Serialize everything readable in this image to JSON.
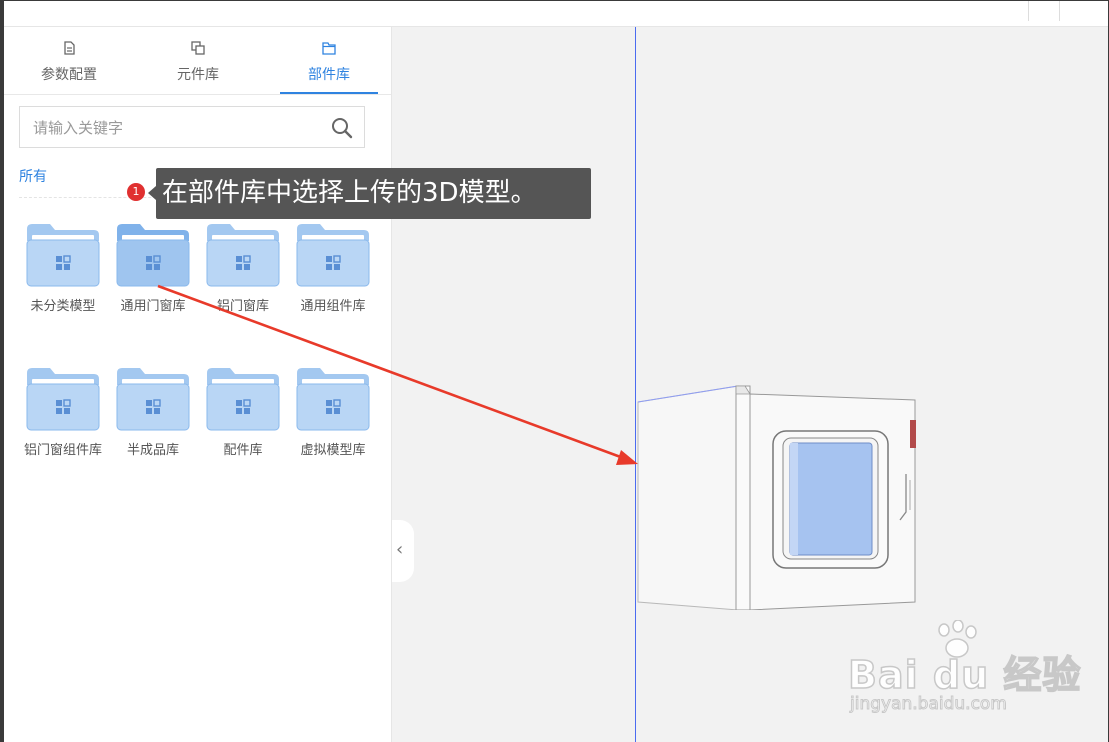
{
  "tabs": [
    {
      "label": "参数配置",
      "icon": "document-icon",
      "active": false
    },
    {
      "label": "元件库",
      "icon": "copy-icon",
      "active": false
    },
    {
      "label": "部件库",
      "icon": "folder-icon",
      "active": true
    }
  ],
  "search": {
    "placeholder": "请输入关键字",
    "value": ""
  },
  "filter": {
    "all_label": "所有"
  },
  "folders": [
    {
      "label": "未分类模型"
    },
    {
      "label": "通用门窗库"
    },
    {
      "label": "铝门窗库"
    },
    {
      "label": "通用组件库"
    },
    {
      "label": "铝门窗组件库"
    },
    {
      "label": "半成品库"
    },
    {
      "label": "配件库"
    },
    {
      "label": "虚拟模型库"
    }
  ],
  "callout": {
    "number": "1",
    "text": "在部件库中选择上传的3D模型。"
  },
  "collapse_label": "‹",
  "watermark": {
    "brand": "Bai du 经验",
    "url": "jingyan.baidu.com"
  },
  "colors": {
    "accent": "#2f83e0",
    "folder": "#b9d6f5",
    "callout_bg": "#555555",
    "arrow": "#e83a2a",
    "canvas": "#f2f2f2"
  }
}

^^^^

Work required
Every record must be copied exactly, with the pictures left out.

Result
Serialize everything readable in this image to JSON.
{
  "tabs": [
    {
      "label": "参数配置",
      "icon": "document-icon",
      "active": false
    },
    {
      "label": "元件库",
      "icon": "copy-icon",
      "active": false
    },
    {
      "label": "部件库",
      "icon": "folder-icon",
      "active": true
    }
  ],
  "search": {
    "placeholder": "请输入关键字",
    "value": ""
  },
  "filter": {
    "all_label": "所有"
  },
  "folders": [
    {
      "label": "未分类模型"
    },
    {
      "label": "通用门窗库"
    },
    {
      "label": "铝门窗库"
    },
    {
      "label": "通用组件库"
    },
    {
      "label": "铝门窗组件库"
    },
    {
      "label": "半成品库"
    },
    {
      "label": "配件库"
    },
    {
      "label": "虚拟模型库"
    }
  ],
  "callout": {
    "number": "1",
    "text": "在部件库中选择上传的3D模型。"
  },
  "collapse_label": "‹",
  "watermark": {
    "brand": "Bai du 经验",
    "url": "jingyan.baidu.com"
  },
  "colors": {
    "accent": "#2f83e0",
    "folder": "#b9d6f5",
    "callout_bg": "#555555",
    "arrow": "#e83a2a",
    "canvas": "#f2f2f2"
  }
}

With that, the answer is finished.